_SHORT TASK_.
Rewrite the lines below, changing every "Patent image size" to "Drawing size" and keeping everything else the same.

_ITEMS_.

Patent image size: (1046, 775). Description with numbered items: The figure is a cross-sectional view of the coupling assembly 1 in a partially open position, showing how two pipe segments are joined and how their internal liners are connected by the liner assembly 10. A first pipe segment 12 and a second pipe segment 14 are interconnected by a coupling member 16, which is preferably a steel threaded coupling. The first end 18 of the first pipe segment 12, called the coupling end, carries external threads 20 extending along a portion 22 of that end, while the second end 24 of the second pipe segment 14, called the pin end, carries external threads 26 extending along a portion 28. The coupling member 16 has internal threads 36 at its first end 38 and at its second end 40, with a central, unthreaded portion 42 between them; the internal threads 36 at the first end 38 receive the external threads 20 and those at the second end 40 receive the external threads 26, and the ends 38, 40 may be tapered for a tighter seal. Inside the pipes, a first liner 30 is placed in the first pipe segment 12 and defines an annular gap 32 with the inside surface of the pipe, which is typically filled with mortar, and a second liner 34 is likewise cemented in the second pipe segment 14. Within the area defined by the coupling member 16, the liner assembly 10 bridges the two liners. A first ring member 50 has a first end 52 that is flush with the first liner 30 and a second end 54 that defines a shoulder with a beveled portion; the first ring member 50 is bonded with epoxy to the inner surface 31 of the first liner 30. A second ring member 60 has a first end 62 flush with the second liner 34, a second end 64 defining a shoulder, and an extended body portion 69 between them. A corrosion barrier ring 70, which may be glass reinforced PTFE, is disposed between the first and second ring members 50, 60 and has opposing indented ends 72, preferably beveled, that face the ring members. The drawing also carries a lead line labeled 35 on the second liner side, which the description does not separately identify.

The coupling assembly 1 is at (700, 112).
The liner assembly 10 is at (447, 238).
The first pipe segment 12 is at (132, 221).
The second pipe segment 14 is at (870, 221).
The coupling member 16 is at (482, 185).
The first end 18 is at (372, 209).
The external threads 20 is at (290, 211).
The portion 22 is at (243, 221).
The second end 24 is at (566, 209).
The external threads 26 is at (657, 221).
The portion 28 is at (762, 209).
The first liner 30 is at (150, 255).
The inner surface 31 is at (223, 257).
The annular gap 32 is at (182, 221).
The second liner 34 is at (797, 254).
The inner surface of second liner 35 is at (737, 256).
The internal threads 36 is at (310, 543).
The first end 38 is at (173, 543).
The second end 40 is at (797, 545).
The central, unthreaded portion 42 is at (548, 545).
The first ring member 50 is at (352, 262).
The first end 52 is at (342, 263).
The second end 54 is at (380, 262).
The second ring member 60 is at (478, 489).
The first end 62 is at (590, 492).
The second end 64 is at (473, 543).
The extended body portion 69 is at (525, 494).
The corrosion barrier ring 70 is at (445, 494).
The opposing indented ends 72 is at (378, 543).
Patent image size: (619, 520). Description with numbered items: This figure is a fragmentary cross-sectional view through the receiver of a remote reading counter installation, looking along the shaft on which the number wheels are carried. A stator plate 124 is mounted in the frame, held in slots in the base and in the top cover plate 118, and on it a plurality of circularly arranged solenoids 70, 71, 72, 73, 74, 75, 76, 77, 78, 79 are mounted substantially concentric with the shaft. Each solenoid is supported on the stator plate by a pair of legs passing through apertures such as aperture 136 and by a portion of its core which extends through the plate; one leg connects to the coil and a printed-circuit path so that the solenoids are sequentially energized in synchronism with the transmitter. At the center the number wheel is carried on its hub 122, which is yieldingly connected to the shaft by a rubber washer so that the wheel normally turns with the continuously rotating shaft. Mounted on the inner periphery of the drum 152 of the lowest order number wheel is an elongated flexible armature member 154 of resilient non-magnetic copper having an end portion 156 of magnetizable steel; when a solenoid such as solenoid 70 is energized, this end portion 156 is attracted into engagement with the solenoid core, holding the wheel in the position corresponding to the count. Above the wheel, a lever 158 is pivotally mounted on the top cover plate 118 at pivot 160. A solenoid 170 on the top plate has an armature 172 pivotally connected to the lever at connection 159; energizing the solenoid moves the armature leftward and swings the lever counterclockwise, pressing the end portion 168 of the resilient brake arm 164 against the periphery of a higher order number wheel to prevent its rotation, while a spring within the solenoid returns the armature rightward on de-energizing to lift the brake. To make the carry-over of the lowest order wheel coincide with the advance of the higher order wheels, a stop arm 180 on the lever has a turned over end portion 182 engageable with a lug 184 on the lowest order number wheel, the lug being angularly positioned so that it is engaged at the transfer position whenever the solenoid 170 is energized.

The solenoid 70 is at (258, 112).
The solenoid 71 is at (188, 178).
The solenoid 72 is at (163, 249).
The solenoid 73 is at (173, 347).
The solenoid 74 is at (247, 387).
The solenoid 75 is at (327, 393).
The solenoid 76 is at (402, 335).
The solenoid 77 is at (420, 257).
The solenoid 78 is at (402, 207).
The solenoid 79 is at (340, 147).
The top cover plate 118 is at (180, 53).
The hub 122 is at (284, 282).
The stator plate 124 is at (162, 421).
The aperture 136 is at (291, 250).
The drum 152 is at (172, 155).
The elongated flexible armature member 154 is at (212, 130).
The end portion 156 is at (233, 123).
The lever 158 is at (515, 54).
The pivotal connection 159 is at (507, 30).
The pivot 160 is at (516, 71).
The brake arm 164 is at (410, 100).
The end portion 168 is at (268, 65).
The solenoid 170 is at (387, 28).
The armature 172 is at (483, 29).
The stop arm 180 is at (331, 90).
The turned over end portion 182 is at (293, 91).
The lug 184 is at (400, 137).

_EXERCISE OUTPUT_.
Drawing size: (1046, 775). Description with numbered items: The figure is a cross-sectional view of the coupling assembly 1 in a partially open position, showing how two pipe segments are joined and how their internal liners are connected by the liner assembly 10. A first pipe segment 12 and a second pipe segment 14 are interconnected by a coupling member 16, which is preferably a steel threaded coupling. The first end 18 of the first pipe segment 12, called the coupling end, carries external threads 20 extending along a portion 22 of that end, while the second end 24 of the second pipe segment 14, called the pin end, carries external threads 26 extending along a portion 28. The coupling member 16 has internal threads 36 at its first end 38 and at its second end 40, with a central, unthreaded portion 42 between them; the internal threads 36 at the first end 38 receive the external threads 20 and those at the second end 40 receive the external threads 26, and the ends 38, 40 may be tapered for a tighter seal. Inside the pipes, a first liner 30 is placed in the first pipe segment 12 and defines an annular gap 32 with the inside surface of the pipe, which is typically filled with mortar, and a second liner 34 is likewise cemented in the second pipe segment 14. Within the area defined by the coupling member 16, the liner assembly 10 bridges the two liners. A first ring member 50 has a first end 52 that is flush with the first liner 30 and a second end 54 that defines a shoulder with a beveled portion; the first ring member 50 is bonded with epoxy to the inner surface 31 of the first liner 30. A second ring member 60 has a first end 62 flush with the second liner 34, a second end 64 defining a shoulder, and an extended body portion 69 between them. A corrosion barrier ring 70, which may be glass reinforced PTFE, is disposed between the first and second ring members 50, 60 and has opposing indented ends 72, preferably beveled, that face the ring members. The drawing also carries a lead line labeled 35 on the second liner side, which the description does not separately identify.

The coupling assembly 1 is at (700, 112).
The liner assembly 10 is at (447, 238).
The first pipe segment 12 is at (132, 221).
The second pipe segment 14 is at (870, 221).
The coupling member 16 is at (482, 185).
The first end 18 is at (372, 209).
The external threads 20 is at (290, 211).
The portion 22 is at (243, 221).
The second end 24 is at (566, 209).
The external threads 26 is at (657, 221).
The portion 28 is at (762, 209).
The first liner 30 is at (150, 255).
The inner surface 31 is at (223, 257).
The annular gap 32 is at (182, 221).
The second liner 34 is at (797, 254).
The inner surface of second liner 35 is at (737, 256).
The internal threads 36 is at (310, 543).
The first end 38 is at (173, 543).
The second end 40 is at (797, 545).
The central, unthreaded portion 42 is at (548, 545).
The first ring member 50 is at (352, 262).
The first end 52 is at (342, 263).
The second end 54 is at (380, 262).
The second ring member 60 is at (478, 489).
The first end 62 is at (590, 492).
The second end 64 is at (473, 543).
The extended body portion 69 is at (525, 494).
The corrosion barrier ring 70 is at (445, 494).
The opposing indented ends 72 is at (378, 543).
Drawing size: (619, 520). Description with numbered items: This figure is a fragmentary cross-sectional view through the receiver of a remote reading counter installation, looking along the shaft on which the number wheels are carried. A stator plate 124 is mounted in the frame, held in slots in the base and in the top cover plate 118, and on it a plurality of circularly arranged solenoids 70, 71, 72, 73, 74, 75, 76, 77, 78, 79 are mounted substantially concentric with the shaft. Each solenoid is supported on the stator plate by a pair of legs passing through apertures such as aperture 136 and by a portion of its core which extends through the plate; one leg connects to the coil and a printed-circuit path so that the solenoids are sequentially energized in synchronism with the transmitter. At the center the number wheel is carried on its hub 122, which is yieldingly connected to the shaft by a rubber washer so that the wheel normally turns with the continuously rotating shaft. Mounted on the inner periphery of the drum 152 of the lowest order number wheel is an elongated flexible armature member 154 of resilient non-magnetic copper having an end portion 156 of magnetizable steel; when a solenoid such as solenoid 70 is energized, this end portion 156 is attracted into engagement with the solenoid core, holding the wheel in the position corresponding to the count. Above the wheel, a lever 158 is pivotally mounted on the top cover plate 118 at pivot 160. A solenoid 170 on the top plate has an armature 172 pivotally connected to the lever at connection 159; energizing the solenoid moves the armature leftward and swings the lever counterclockwise, pressing the end portion 168 of the resilient brake arm 164 against the periphery of a higher order number wheel to prevent its rotation, while a spring within the solenoid returns the armature rightward on de-energizing to lift the brake. To make the carry-over of the lowest order wheel coincide with the advance of the higher order wheels, a stop arm 180 on the lever has a turned over end portion 182 engageable with a lug 184 on the lowest order number wheel, the lug being angularly positioned so that it is engaged at the transfer position whenever the solenoid 170 is energized.

The solenoid 70 is at (258, 112).
The solenoid 71 is at (188, 178).
The solenoid 72 is at (163, 249).
The solenoid 73 is at (173, 347).
The solenoid 74 is at (247, 387).
The solenoid 75 is at (327, 393).
The solenoid 76 is at (402, 335).
The solenoid 77 is at (420, 257).
The solenoid 78 is at (402, 207).
The solenoid 79 is at (340, 147).
The top cover plate 118 is at (180, 53).
The hub 122 is at (284, 282).
The stator plate 124 is at (162, 421).
The aperture 136 is at (291, 250).
The drum 152 is at (172, 155).
The elongated flexible armature member 154 is at (212, 130).
The end portion 156 is at (233, 123).
The lever 158 is at (515, 54).
The pivotal connection 159 is at (507, 30).
The pivot 160 is at (516, 71).
The brake arm 164 is at (410, 100).
The end portion 168 is at (268, 65).
The solenoid 170 is at (387, 28).
The armature 172 is at (483, 29).
The stop arm 180 is at (331, 90).
The turned over end portion 182 is at (293, 91).
The lug 184 is at (400, 137).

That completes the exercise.